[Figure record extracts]

____________

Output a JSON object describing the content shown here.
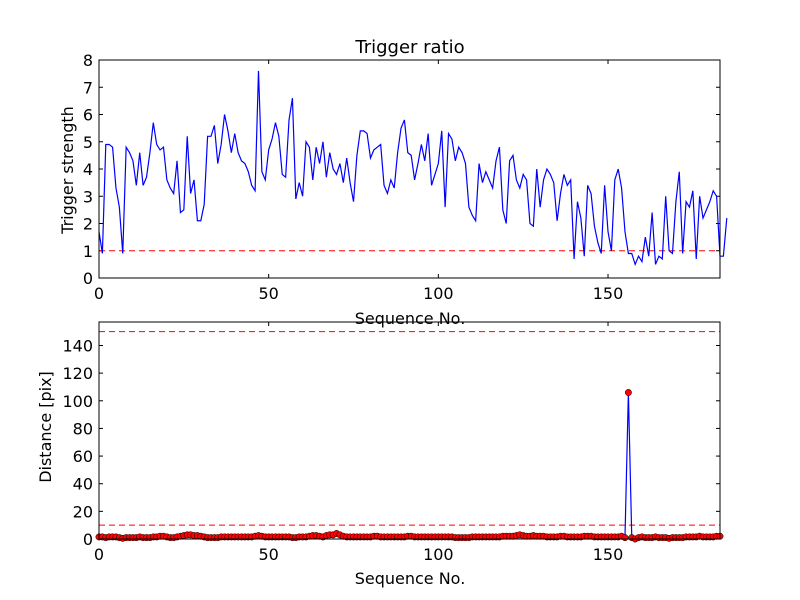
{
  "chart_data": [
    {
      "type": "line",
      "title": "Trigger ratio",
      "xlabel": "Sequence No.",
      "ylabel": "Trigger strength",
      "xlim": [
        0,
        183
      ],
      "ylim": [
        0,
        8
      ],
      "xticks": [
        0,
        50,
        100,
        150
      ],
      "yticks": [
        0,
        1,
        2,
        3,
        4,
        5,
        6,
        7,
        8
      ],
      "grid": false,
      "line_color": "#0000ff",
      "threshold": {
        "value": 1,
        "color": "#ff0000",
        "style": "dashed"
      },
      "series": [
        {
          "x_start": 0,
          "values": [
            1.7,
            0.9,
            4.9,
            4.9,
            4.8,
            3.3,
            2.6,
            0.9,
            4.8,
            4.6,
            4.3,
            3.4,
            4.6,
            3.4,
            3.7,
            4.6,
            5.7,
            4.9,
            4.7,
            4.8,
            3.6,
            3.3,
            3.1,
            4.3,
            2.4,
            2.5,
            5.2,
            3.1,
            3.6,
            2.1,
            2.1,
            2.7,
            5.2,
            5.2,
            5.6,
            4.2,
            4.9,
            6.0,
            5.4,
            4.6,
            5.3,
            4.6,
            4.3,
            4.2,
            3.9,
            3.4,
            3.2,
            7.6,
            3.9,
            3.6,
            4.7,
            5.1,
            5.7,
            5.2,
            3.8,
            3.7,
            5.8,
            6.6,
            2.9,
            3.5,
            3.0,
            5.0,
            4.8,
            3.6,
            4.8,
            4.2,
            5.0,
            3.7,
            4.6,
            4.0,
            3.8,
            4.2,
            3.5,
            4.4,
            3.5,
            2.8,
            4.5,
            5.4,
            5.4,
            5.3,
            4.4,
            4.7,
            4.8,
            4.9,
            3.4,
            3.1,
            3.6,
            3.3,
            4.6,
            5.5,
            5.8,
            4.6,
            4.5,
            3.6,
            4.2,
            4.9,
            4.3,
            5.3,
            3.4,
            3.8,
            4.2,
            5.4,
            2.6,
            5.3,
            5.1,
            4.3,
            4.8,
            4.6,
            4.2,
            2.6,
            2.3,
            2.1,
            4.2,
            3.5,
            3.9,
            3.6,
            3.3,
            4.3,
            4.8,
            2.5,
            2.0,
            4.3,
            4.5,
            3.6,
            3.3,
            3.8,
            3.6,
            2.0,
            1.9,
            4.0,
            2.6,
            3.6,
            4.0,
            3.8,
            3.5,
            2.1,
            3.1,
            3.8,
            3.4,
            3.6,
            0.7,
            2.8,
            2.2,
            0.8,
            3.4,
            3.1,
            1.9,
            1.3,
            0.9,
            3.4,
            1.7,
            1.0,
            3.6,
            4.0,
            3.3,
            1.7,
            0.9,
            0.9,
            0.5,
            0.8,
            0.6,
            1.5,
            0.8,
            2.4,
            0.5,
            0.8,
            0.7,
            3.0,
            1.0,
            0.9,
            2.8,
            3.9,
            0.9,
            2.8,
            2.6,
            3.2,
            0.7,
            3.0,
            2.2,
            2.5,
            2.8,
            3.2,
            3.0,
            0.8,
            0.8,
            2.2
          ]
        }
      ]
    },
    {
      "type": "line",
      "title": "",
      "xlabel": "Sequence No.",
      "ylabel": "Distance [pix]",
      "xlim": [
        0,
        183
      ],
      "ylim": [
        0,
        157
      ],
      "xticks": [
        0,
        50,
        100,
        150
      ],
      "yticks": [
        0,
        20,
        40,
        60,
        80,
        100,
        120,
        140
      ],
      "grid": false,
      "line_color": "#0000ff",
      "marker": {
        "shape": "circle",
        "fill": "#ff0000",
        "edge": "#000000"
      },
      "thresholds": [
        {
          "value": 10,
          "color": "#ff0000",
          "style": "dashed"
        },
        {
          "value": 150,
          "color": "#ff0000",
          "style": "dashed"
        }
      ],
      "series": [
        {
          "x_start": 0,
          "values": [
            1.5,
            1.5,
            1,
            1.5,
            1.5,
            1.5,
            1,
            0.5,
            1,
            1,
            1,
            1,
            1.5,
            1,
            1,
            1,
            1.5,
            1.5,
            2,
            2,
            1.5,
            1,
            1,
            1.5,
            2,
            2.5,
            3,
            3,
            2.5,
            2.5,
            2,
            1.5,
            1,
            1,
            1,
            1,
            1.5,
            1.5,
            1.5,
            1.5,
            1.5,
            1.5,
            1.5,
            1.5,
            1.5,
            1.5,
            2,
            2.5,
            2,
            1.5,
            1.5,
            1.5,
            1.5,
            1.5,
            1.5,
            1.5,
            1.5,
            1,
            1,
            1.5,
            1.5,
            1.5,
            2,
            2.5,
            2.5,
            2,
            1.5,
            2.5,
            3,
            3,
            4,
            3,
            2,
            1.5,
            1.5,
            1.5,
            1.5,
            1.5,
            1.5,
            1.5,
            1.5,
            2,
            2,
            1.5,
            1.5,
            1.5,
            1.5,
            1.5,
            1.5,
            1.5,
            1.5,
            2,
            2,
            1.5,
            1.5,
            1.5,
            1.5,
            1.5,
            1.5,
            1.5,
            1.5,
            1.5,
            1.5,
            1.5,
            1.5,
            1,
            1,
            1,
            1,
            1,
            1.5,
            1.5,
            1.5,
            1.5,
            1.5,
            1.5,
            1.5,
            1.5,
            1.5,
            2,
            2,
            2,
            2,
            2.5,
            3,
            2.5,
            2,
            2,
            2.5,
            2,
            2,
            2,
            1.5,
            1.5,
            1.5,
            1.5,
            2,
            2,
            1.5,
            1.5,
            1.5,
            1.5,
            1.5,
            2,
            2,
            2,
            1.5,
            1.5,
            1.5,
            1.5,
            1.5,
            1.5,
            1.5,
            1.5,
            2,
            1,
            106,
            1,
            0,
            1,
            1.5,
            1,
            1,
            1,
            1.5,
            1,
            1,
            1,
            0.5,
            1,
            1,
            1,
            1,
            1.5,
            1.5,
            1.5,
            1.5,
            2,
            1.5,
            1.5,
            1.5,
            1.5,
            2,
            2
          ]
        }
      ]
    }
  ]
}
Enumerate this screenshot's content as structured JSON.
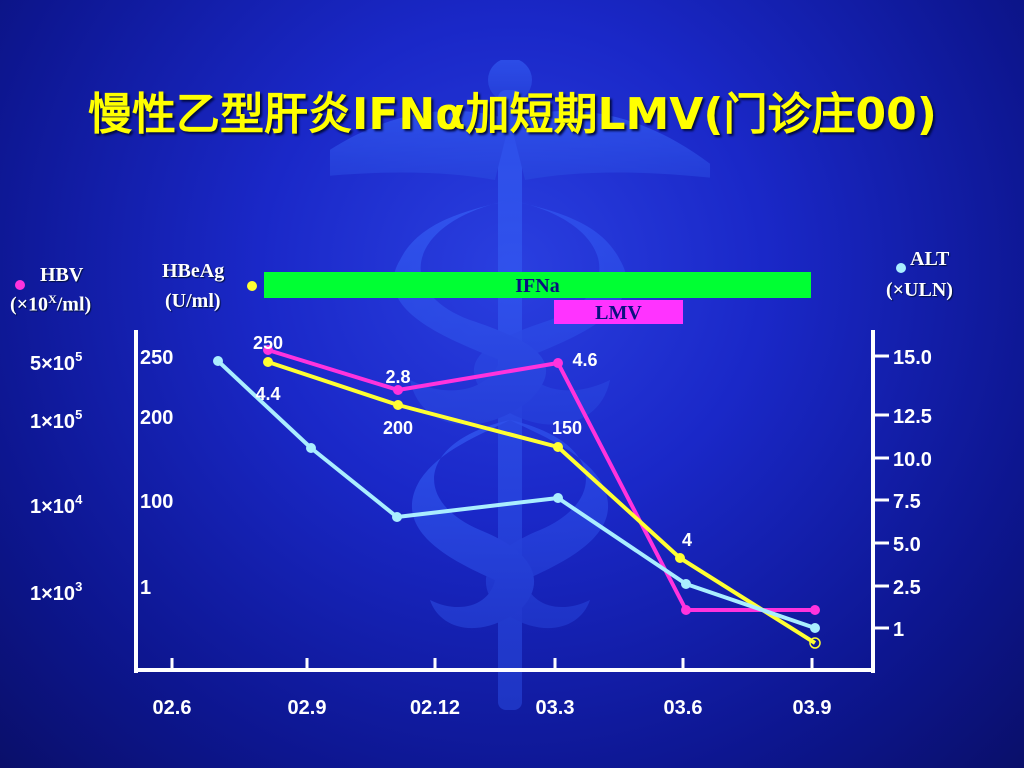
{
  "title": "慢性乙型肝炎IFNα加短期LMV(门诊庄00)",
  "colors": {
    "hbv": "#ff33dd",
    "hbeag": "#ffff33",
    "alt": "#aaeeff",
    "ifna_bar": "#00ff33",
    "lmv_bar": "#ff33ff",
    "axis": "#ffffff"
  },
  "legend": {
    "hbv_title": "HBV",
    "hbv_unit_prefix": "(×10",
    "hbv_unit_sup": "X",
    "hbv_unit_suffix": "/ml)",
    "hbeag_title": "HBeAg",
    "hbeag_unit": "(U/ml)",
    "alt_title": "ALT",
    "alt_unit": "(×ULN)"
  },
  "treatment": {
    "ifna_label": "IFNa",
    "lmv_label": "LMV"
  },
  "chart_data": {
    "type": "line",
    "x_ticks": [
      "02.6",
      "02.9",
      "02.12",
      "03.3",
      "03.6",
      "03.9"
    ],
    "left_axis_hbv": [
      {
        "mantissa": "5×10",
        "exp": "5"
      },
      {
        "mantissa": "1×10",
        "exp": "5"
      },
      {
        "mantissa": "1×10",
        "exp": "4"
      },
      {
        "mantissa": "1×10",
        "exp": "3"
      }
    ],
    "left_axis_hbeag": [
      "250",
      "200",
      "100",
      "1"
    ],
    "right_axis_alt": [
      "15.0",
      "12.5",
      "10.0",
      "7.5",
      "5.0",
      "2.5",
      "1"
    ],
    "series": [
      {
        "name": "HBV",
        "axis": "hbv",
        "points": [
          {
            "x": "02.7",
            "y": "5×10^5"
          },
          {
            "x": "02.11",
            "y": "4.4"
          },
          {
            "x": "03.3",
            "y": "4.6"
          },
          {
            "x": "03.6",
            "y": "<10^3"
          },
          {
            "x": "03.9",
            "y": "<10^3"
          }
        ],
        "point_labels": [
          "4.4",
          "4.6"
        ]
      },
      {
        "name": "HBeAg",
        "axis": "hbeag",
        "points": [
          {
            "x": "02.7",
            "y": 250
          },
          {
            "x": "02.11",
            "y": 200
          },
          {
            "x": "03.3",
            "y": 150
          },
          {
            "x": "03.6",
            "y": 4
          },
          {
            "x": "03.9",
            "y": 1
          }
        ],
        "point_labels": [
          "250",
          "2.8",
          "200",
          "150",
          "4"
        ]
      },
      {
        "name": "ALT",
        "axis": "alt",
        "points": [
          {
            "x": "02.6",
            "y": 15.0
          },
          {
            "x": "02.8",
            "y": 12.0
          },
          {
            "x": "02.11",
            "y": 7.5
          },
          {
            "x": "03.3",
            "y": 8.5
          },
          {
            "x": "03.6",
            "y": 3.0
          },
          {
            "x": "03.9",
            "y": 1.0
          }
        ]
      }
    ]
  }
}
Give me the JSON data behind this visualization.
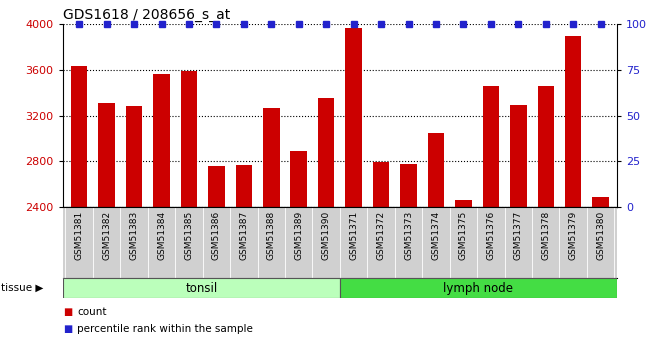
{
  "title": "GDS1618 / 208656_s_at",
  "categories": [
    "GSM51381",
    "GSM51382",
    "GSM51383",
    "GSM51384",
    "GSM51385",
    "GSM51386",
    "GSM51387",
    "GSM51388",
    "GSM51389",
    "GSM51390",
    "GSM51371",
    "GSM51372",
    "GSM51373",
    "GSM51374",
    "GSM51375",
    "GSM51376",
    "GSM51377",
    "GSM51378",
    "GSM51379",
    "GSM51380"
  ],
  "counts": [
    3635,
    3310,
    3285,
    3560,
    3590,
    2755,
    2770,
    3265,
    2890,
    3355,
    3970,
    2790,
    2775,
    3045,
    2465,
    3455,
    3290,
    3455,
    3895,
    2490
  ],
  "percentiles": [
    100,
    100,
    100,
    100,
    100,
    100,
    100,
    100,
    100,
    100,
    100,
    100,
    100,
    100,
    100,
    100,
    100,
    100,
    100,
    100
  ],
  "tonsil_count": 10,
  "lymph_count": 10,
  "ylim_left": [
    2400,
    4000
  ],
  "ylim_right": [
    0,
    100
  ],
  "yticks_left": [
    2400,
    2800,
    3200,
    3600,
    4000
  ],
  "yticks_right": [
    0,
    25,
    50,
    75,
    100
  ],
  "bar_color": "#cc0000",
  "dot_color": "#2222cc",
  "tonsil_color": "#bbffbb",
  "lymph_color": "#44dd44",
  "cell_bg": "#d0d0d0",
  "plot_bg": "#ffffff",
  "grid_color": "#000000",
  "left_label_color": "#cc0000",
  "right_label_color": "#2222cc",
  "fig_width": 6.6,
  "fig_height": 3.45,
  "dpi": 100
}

____________

- [Stated exercise] Extract each line holding the string "Trigger".

- [Reply to the task]
      "title": "Trigger ratio",
      "ylabel": "Trigger strength",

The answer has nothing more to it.